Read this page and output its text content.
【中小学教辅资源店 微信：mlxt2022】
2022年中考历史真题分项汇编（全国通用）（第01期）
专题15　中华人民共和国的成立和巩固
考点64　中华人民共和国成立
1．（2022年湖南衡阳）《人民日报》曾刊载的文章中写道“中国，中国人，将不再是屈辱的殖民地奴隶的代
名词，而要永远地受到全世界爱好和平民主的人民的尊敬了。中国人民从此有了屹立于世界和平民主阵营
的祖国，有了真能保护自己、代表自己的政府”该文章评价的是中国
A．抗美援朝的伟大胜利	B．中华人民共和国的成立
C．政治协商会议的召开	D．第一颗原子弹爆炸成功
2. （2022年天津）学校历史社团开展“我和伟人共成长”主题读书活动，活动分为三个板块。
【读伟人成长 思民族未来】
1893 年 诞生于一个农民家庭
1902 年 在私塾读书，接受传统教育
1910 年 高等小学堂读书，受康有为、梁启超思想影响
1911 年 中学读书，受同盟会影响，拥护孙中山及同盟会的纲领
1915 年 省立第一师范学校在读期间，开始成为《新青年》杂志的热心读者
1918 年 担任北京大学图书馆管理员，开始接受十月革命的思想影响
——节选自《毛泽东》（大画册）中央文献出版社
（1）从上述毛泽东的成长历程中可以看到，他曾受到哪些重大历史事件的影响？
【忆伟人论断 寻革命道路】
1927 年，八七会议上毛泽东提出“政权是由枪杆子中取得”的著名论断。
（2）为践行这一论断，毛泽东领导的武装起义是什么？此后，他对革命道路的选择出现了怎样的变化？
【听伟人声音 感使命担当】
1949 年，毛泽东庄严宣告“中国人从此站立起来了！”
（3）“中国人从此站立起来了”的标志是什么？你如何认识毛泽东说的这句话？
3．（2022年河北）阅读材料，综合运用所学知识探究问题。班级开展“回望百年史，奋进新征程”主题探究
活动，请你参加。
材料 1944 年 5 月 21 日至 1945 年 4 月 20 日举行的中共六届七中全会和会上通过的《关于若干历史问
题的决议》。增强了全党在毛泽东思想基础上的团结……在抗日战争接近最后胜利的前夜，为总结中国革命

++++++++++

Each entry is to be returned in full, character for character.

Read this page and output its text content.
【中小学教辅资源店 微信：mlxt2022】
2022年中考历史真题分项汇编（全国通用）（第01期）
专题15　中华人民共和国的成立和巩固
考点64　中华人民共和国成立
1．（2022年湖南衡阳）《人民日报》曾刊载的文章中写道“中国，中国人，将不再是屈辱的殖民地奴隶的代
名词，而要永远地受到全世界爱好和平民主的人民的尊敬了。中国人民从此有了屹立于世界和平民主阵营
的祖国，有了真能保护自己、代表自己的政府”该文章评价的是中国
A．抗美援朝的伟大胜利	B．中华人民共和国的成立
C．政治协商会议的召开	D．第一颗原子弹爆炸成功
2. （2022年天津）学校历史社团开展“我和伟人共成长”主题读书活动，活动分为三个板块。
【读伟人成长 思民族未来】
1893 年 诞生于一个农民家庭
1902 年 在私塾读书，接受传统教育
1910 年 高等小学堂读书，受康有为、梁启超思想影响
1911 年 中学读书，受同盟会影响，拥护孙中山及同盟会的纲领
1915 年 省立第一师范学校在读期间，开始成为《新青年》杂志的热心读者
1918 年 担任北京大学图书馆管理员，开始接受十月革命的思想影响
——节选自《毛泽东》（大画册）中央文献出版社
（1）从上述毛泽东的成长历程中可以看到，他曾受到哪些重大历史事件的影响？
【忆伟人论断 寻革命道路】
1927 年，八七会议上毛泽东提出“政权是由枪杆子中取得”的著名论断。
（2）为践行这一论断，毛泽东领导的武装起义是什么？此后，他对革命道路的选择出现了怎样的变化？
【听伟人声音 感使命担当】
1949 年，毛泽东庄严宣告“中国人从此站立起来了！”
（3）“中国人从此站立起来了”的标志是什么？你如何认识毛泽东说的这句话？
3．（2022年河北）阅读材料，综合运用所学知识探究问题。班级开展“回望百年史，奋进新征程”主题探究
活动，请你参加。
材料 1944 年 5 月 21 日至 1945 年 4 月 20 日举行的中共六届七中全会和会上通过的《关于若干历史问
题的决议》。增强了全党在毛泽东思想基础上的团结……在抗日战争接近最后胜利的前夜，为总结中国革命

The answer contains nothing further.